[BEGIN]

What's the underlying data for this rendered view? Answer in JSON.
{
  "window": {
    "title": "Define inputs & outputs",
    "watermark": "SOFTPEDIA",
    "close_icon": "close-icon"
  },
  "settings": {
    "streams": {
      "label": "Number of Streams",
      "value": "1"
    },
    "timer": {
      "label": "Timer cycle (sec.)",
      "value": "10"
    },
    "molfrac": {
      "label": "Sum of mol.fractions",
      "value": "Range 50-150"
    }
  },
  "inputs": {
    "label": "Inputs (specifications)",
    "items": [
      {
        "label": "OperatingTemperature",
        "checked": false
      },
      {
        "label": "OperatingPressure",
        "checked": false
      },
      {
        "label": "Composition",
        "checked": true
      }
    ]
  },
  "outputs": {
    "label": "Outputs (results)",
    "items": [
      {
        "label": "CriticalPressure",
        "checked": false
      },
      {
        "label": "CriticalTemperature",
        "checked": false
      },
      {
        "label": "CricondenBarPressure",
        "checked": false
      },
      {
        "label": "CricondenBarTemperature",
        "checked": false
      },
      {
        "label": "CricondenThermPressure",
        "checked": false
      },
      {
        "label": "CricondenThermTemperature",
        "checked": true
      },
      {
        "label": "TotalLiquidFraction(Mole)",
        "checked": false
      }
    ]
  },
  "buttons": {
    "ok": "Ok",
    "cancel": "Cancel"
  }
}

[END]

**What to do**
Repeat every line of the material exactly as given.

**Task response**
What's the underlying data for this rendered view? Answer in JSON.
{
  "window": {
    "title": "Define inputs & outputs",
    "watermark": "SOFTPEDIA",
    "close_icon": "close-icon"
  },
  "settings": {
    "streams": {
      "label": "Number of Streams",
      "value": "1"
    },
    "timer": {
      "label": "Timer cycle (sec.)",
      "value": "10"
    },
    "molfrac": {
      "label": "Sum of mol.fractions",
      "value": "Range 50-150"
    }
  },
  "inputs": {
    "label": "Inputs (specifications)",
    "items": [
      {
        "label": "OperatingTemperature",
        "checked": false
      },
      {
        "label": "OperatingPressure",
        "checked": false
      },
      {
        "label": "Composition",
        "checked": true
      }
    ]
  },
  "outputs": {
    "label": "Outputs (results)",
    "items": [
      {
        "label": "CriticalPressure",
        "checked": false
      },
      {
        "label": "CriticalTemperature",
        "checked": false
      },
      {
        "label": "CricondenBarPressure",
        "checked": false
      },
      {
        "label": "CricondenBarTemperature",
        "checked": false
      },
      {
        "label": "CricondenThermPressure",
        "checked": false
      },
      {
        "label": "CricondenThermTemperature",
        "checked": true
      },
      {
        "label": "TotalLiquidFraction(Mole)",
        "checked": false
      }
    ]
  },
  "buttons": {
    "ok": "Ok",
    "cancel": "Cancel"
  }
}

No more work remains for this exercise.